PROBLEM →
Every record here should be printed again exactly.

MATERIAL SUPPLIED →
-- START --

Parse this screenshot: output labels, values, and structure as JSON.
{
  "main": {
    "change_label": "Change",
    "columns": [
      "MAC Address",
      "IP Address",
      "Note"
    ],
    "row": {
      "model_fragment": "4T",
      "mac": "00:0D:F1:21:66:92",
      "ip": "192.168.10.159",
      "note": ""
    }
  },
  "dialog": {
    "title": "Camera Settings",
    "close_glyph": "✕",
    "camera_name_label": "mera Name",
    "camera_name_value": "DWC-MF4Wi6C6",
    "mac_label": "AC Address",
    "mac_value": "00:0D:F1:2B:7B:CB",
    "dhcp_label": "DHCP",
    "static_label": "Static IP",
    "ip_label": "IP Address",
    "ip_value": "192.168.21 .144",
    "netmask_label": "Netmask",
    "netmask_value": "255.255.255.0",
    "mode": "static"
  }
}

-- END --

FINAL RESULT →
Parse this screenshot: output labels, values, and structure as JSON.
{
  "main": {
    "change_label": "Change",
    "columns": [
      "MAC Address",
      "IP Address",
      "Note"
    ],
    "row": {
      "model_fragment": "4T",
      "mac": "00:0D:F1:21:66:92",
      "ip": "192.168.10.159",
      "note": ""
    }
  },
  "dialog": {
    "title": "Camera Settings",
    "close_glyph": "✕",
    "camera_name_label": "mera Name",
    "camera_name_value": "DWC-MF4Wi6C6",
    "mac_label": "AC Address",
    "mac_value": "00:0D:F1:2B:7B:CB",
    "dhcp_label": "DHCP",
    "static_label": "Static IP",
    "ip_label": "IP Address",
    "ip_value": "192.168.21 .144",
    "netmask_label": "Netmask",
    "netmask_value": "255.255.255.0",
    "mode": "static"
  }
}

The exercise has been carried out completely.